(Saved entries)
— Begin —

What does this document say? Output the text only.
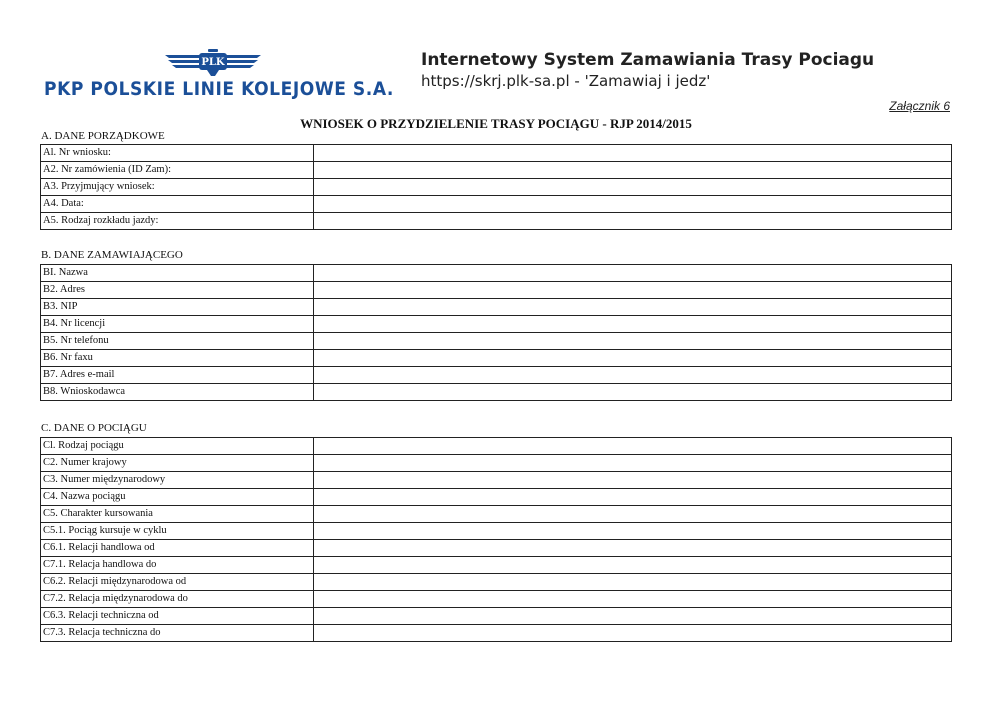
PLK
PKP POLSKIE LINIE KOLEJOWE S.A.
Internetowy System Zamawiania Trasy Pociagu
https://skrj.plk-sa.pl - 'Zamawiaj i jedz'
Załącznik 6
WNIOSEK O PRZYDZIELENIE TRASY POCIĄGU - RJP 2014/2015
A. DANE PORZĄDKOWE
Al. Nr wniosku:	
A2. Nr zamówienia (ID Zam):	
A3. Przyjmujący wniosek:	
A4. Data:	
A5. Rodzaj rozkładu jazdy:	
B. DANE ZAMAWIAJĄCEGO
BI. Nazwa	
B2. Adres	
B3. NIP	
B4. Nr licencji	
B5. Nr telefonu	
B6. Nr faxu	
B7. Adres e-mail	
B8. Wnioskodawca	
C. DANE O POCIĄGU
Cl. Rodzaj pociągu	
C2. Numer krajowy	
C3. Numer międzynarodowy	
C4. Nazwa pociągu	
C5. Charakter kursowania	
C5.1. Pociąg kursuje w cyklu	
C6.1. Relacji handlowa od	
C7.1. Relacja handlowa do	
C6.2. Relacji międzynarodowa od	
C7.2. Relacja międzynarodowa do	
C6.3. Relacji techniczna od	
C7.3. Relacja techniczna do	
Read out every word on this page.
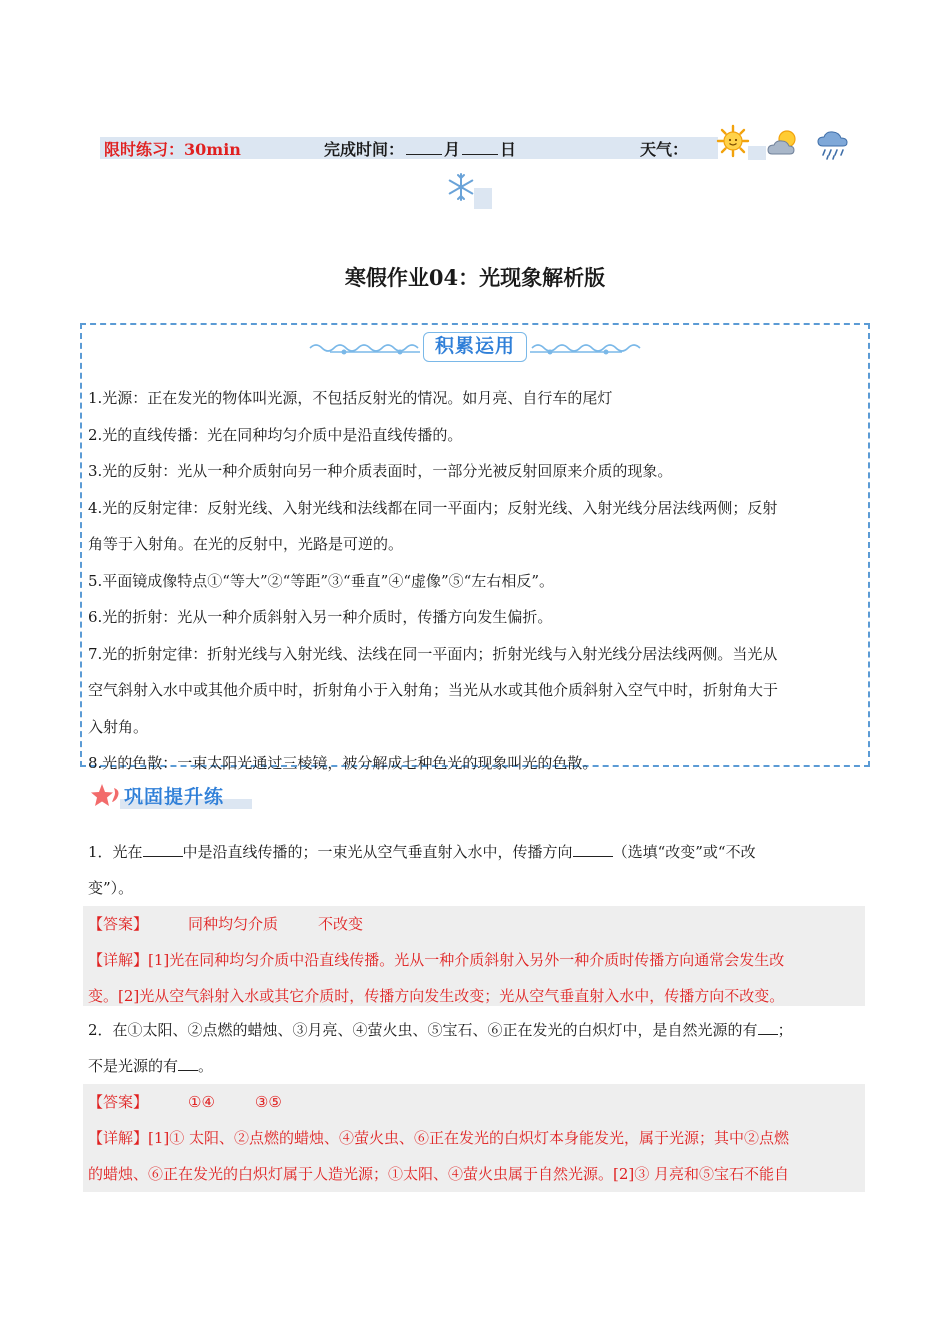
限时练习：30min	完成时间：	月	日	天气：
寒假作业04：光现象解析版
积累运用

1.光源：正在发光的物体叫光源，不包括反射光的情况。如月亮、自行车的尾灯

2.光的直线传播：光在同种均匀介质中是沿直线传播的。

3.光的反射：光从一种介质射向另一种介质表面时，一部分光被反射回原来介质的现象。

4.光的反射定律：反射光线、入射光线和法线都在同一平面内；反射光线、入射光线分居法线两侧；反射

角等于入射角。在光的反射中，光路是可逆的。

5.平面镜成像特点①“等大”②“等距”③“垂直”④“虚像”⑤“左右相反”。

6.光的折射：光从一种介质斜射入另一种介质时，传播方向发生偏折。

7.光的折射定律：折射光线与入射光线、法线在同一平面内；折射光线与入射光线分居法线两侧。当光从

空气斜射入水中或其他介质中时，折射角小于入射角；当光从水或其他介质斜射入空气中时，折射角大于

入射角。

8.光的色散：一束太阳光通过三棱镜，被分解成七种色光的现象叫光的色散。

巩固提升练

1．光在	中是沿直线传播的；一束光从空气垂直射入水中，传播方向	（选填“改变”或“不改

变”）。

【答案】	同种均匀介质	不改变

【详解】[1]光在同种均匀介质中沿直线传播。光从一种介质斜射入另外一种介质时传播方向通常会发生改

变。[2]光从空气斜射入水或其它介质时，传播方向发生改变；光从空气垂直射入水中，传播方向不改变。

2．在①太阳、②点燃的蜡烛、③月亮、④萤火虫、⑤宝石、⑥正在发光的白炽灯中，是自然光源的有 ；

不是光源的有 。

【答案】	①④	③⑤

【详解】[1]① 太阳、②点燃的蜡烛、④萤火虫、⑥正在发光的白炽灯本身能发光，属于光源；其中②点燃

的蜡烛、⑥正在发光的白炽灯属于人造光源；①太阳、④萤火虫属于自然光源。[2]③ 月亮和⑤宝石不能自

— End —

**WHAT YOU WILL DO**
Copy down every line of the material above that includes the string "międzynarodowa".

**SOLVED EXERCISE**
C6.2. Relacji międzynarodowa od	
C7.2. Relacja międzynarodowa do	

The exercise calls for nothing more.